## start Recorded information

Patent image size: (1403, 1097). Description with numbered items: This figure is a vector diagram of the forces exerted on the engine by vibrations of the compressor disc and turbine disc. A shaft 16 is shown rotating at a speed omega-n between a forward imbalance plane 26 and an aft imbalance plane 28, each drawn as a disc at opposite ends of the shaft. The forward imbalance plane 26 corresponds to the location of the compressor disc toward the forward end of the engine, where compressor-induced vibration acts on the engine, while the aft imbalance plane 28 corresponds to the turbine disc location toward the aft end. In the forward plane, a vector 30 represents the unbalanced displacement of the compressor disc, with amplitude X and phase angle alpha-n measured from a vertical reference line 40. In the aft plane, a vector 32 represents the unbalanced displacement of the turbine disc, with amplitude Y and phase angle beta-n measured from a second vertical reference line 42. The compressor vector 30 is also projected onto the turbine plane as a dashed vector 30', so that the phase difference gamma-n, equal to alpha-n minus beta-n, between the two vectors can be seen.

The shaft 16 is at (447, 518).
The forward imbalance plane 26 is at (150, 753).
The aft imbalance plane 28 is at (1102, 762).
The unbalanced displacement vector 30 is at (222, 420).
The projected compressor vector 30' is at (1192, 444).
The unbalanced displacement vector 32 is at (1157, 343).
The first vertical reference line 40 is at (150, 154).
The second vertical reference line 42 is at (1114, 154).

## end Recorded information
## start Recorded information

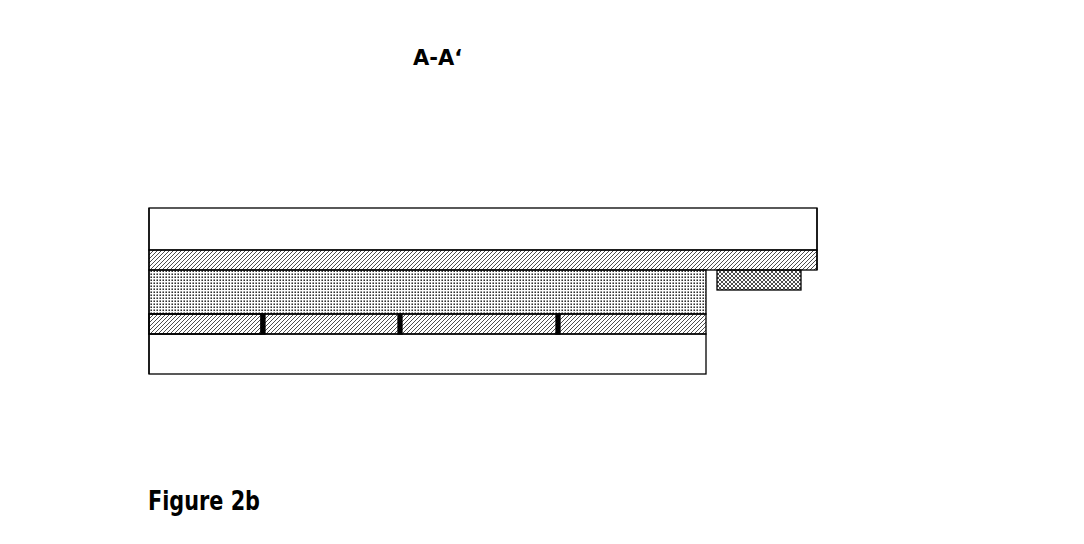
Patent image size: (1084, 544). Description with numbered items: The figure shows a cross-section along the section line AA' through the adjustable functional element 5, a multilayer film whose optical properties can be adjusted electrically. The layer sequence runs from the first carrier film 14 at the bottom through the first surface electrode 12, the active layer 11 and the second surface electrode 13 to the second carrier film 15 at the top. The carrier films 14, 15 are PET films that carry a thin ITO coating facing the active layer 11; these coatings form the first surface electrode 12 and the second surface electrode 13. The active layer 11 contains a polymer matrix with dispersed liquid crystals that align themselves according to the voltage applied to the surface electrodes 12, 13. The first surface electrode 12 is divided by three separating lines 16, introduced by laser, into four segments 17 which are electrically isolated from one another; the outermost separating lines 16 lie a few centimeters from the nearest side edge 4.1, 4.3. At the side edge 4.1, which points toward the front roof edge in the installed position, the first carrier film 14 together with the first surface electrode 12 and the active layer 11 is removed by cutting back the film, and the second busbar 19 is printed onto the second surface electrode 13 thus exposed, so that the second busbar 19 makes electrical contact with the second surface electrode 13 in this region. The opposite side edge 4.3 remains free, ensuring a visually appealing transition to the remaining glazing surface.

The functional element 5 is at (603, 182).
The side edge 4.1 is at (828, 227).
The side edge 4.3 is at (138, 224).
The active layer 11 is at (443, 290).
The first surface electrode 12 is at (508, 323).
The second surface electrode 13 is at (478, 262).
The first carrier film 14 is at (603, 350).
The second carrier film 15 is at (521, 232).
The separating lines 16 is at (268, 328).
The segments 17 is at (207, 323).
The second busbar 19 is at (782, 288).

## end Recorded information

_Direction_
Could you render the records as a Markdown table with the columns "Row" and "Text", starting at the line containing "Patent image size: (1403, 1097)." and ending at the line containing "The unbalanced displacement vector 30"? Number each line in order, include only those lines, and leave out blank ones.

_Expected answer_
| Row | Text |
|---|---|
| 1 | Patent image size: (1403, 1097). Description with numbered items: This figure is a vector diagram of the forces exerted on the engine by vibrations of the compressor disc and turbine disc. A shaft 16 is shown rotating at a speed omega-n between a forward imbalance plane 26 and an aft imbalance plane 28, each drawn as a disc at opposite ends of the shaft. The forward imbalance plane 26 corresponds to the location of the compressor disc toward the forward end of the engine, where compressor-induced vibration acts on the engine, while the aft imbalance plane 28 corresponds to the turbine disc location toward the aft end. In the forward plane, a vector 30 represents the unbalanced displacement of the compressor disc, with amplitude X and phase angle alpha-n measured from a vertical reference line 40. In the aft plane, a vector 32 represents the unbalanced displacement of the turbine disc, with amplitude Y and phase angle beta-n measured from a second vertical reference line 42. The compressor vector 30 is also projected onto the turbine plane as a dashed vector 30', so that the phase difference gamma-n, equal to alpha-n minus beta-n, between the two vectors can be seen. |
| 2 | The shaft 16 is at (447, 518). |
| 3 | The forward imbalance plane 26 is at (150, 753). |
| 4 | The aft imbalance plane 28 is at (1102, 762). |
| 5 | The unbalanced displacement vector 30 is at (222, 420). |